__Set problem__. Repeat the material below word for word and leave out all pictures.

__Data shown__.
********************

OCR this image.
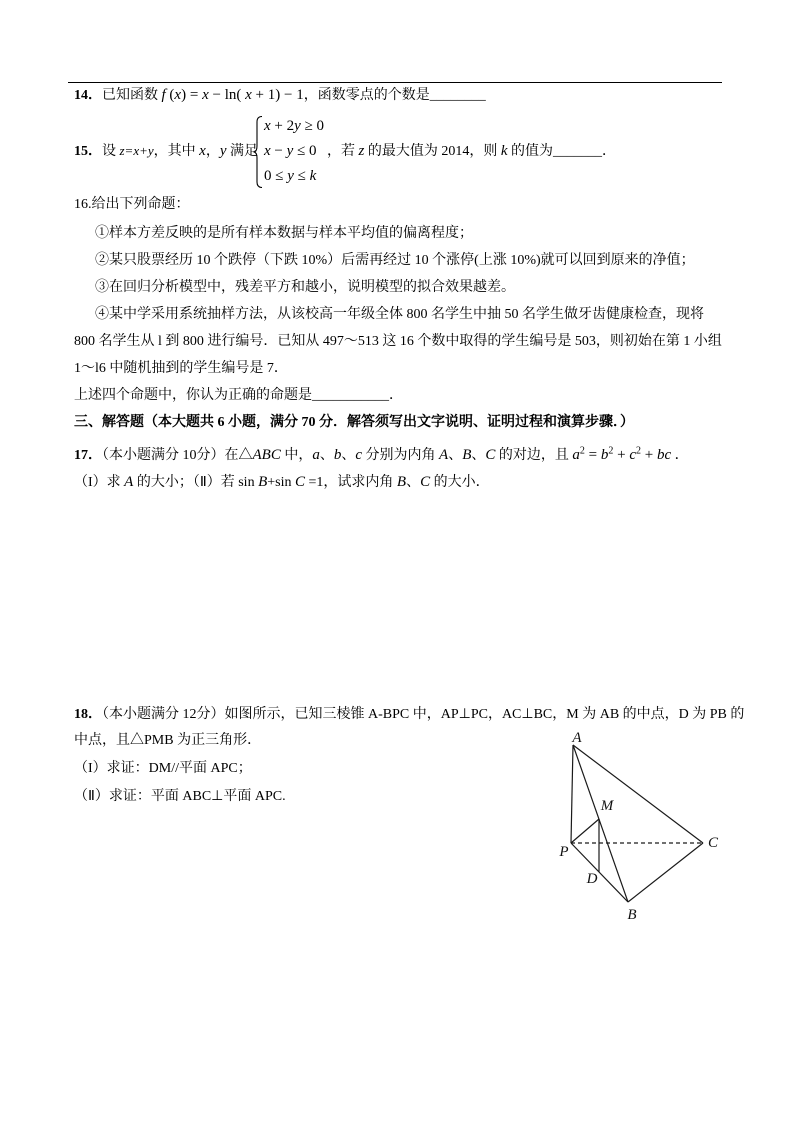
14．已知函数 f (x) = x − ln( x + 1) − 1，函数零点的个数是________
15．设 z=x+y，其中 x，y 满足
x + 2y ≥ 0
x − y ≤ 0
0 ≤ y ≤ k
，若 z 的最大值为 2014，则 k 的值为_______．
16.给出下列命题：
①样本方差反映的是所有样本数据与样本平均值的偏离程度；
②某只股票经历 10 个跌停（下跌 10%）后需再经过 10 个涨停(上涨 10%)就可以回到原来的净值；
③在回归分析模型中，残差平方和越小，说明模型的拟合效果越差。
④某中学采用系统抽样方法，从该校高一年级全体 800 名学生中抽 50 名学生做牙齿健康检查，现将
800 名学生从 l 到 800 进行编号．已知从 497～513 这 16 个数中取得的学生编号是 503，则初始在第 1 小组
1～l6 中随机抽到的学生编号是 7．
上述四个命题中，你认为正确的命题是___________．
三、解答题（本大题共 6 小题，满分 70 分．解答须写出文字说明、证明过程和演算步骤．）
17．（本小题满分 10分）在△ABC 中，a、b、c 分别为内角 A、B、C 的对边，且 $a^2 = b^2 + c^2$ + bc ．
（I）求 A 的大小；（Ⅱ）若 sin B+sin C =1，试求内角 B、C 的大小．
18．（本小题满分 12分）如图所示，已知三棱锥 A-BPC 中，AP⊥PC，AC⊥BC，M 为 AB 的中点，D 为 PB 的
中点，且△PMB 为正三角形．
（I）求证：DM//平面 APC；
（Ⅱ）求证：平面 ABC⊥平面 APC.
A
M
P
C
D
B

********************

__Reply__.
OCR this image.
14．已知函数 f (x) = x − ln( x + 1) − 1，函数零点的个数是________
15．设 z=x+y，其中 x，y 满足
x + 2y ≥ 0
x − y ≤ 0
0 ≤ y ≤ k
，若 z 的最大值为 2014，则 k 的值为_______．
16.给出下列命题：
①样本方差反映的是所有样本数据与样本平均值的偏离程度；
②某只股票经历 10 个跌停（下跌 10%）后需再经过 10 个涨停(上涨 10%)就可以回到原来的净值；
③在回归分析模型中，残差平方和越小，说明模型的拟合效果越差。
④某中学采用系统抽样方法，从该校高一年级全体 800 名学生中抽 50 名学生做牙齿健康检查，现将
800 名学生从 l 到 800 进行编号．已知从 497～513 这 16 个数中取得的学生编号是 503，则初始在第 1 小组
1～l6 中随机抽到的学生编号是 7．
上述四个命题中，你认为正确的命题是___________．
三、解答题（本大题共 6 小题，满分 70 分．解答须写出文字说明、证明过程和演算步骤．）
17．（本小题满分 10分）在△ABC 中，a、b、c 分别为内角 A、B、C 的对边，且 $a^2 = b^2 + c^2$ + bc ．
（I）求 A 的大小；（Ⅱ）若 sin B+sin C =1，试求内角 B、C 的大小．
18．（本小题满分 12分）如图所示，已知三棱锥 A-BPC 中，AP⊥PC，AC⊥BC，M 为 AB 的中点，D 为 PB 的
中点，且△PMB 为正三角形．
（I）求证：DM//平面 APC；
（Ⅱ）求证：平面 ABC⊥平面 APC.
A
M
P
C
D
B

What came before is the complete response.